» STATED PROBLEM:
Collect every line of the records below that contains the word "가능성이".
====== SUPPLIED INFORMATION
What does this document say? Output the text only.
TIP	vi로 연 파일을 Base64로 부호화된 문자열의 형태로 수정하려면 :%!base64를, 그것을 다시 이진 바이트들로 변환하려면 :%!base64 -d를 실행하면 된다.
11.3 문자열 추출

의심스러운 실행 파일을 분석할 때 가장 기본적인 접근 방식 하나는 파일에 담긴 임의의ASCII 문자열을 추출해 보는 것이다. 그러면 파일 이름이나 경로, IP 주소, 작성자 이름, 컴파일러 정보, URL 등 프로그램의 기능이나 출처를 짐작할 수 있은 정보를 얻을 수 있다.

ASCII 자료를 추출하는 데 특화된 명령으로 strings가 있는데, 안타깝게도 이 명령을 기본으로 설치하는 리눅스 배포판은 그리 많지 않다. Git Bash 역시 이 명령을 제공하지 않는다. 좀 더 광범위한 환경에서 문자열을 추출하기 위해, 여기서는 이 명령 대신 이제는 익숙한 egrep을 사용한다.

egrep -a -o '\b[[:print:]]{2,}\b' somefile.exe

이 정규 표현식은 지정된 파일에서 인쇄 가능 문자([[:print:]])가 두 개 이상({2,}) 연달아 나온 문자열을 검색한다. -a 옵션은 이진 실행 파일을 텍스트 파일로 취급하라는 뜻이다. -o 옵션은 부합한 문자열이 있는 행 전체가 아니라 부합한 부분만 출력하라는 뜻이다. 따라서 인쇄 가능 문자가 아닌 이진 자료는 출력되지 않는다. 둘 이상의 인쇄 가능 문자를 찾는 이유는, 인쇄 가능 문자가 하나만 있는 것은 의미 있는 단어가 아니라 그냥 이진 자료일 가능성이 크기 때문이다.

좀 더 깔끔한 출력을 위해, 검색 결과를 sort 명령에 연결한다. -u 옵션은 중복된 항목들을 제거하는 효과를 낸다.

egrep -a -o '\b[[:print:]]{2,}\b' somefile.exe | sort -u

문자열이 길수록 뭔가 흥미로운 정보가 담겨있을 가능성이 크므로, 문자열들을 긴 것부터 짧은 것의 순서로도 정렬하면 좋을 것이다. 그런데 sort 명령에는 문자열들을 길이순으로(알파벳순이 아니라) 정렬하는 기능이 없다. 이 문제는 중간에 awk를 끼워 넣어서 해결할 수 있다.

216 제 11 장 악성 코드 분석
============
» ANSWER TO THE PROBLEM:
이 정규 표현식은 지정된 파일에서 인쇄 가능 문자([[:print:]])가 두 개 이상({2,}) 연달아 나온 문자열을 검색한다. -a 옵션은 이진 실행 파일을 텍스트 파일로 취급하라는 뜻이다. -o 옵션은 부합한 문자열이 있는 행 전체가 아니라 부합한 부분만 출력하라는 뜻이다. 따라서 인쇄 가능 문자가 아닌 이진 자료는 출력되지 않는다. 둘 이상의 인쇄 가능 문자를 찾는 이유는, 인쇄 가능 문자가 하나만 있는 것은 의미 있는 단어가 아니라 그냥 이진 자료일 가능성이 크기 때문이다.
문자열이 길수록 뭔가 흥미로운 정보가 담겨있을 가능성이 크므로, 문자열들을 긴 것부터 짧은 것의 순서로도 정렬하면 좋을 것이다. 그런데 sort 명령에는 문자열들을 길이순으로(알파벳순이 아니라) 정렬하는 기능이 없다. 이 문제는 중간에 awk를 끼워 넣어서 해결할 수 있다.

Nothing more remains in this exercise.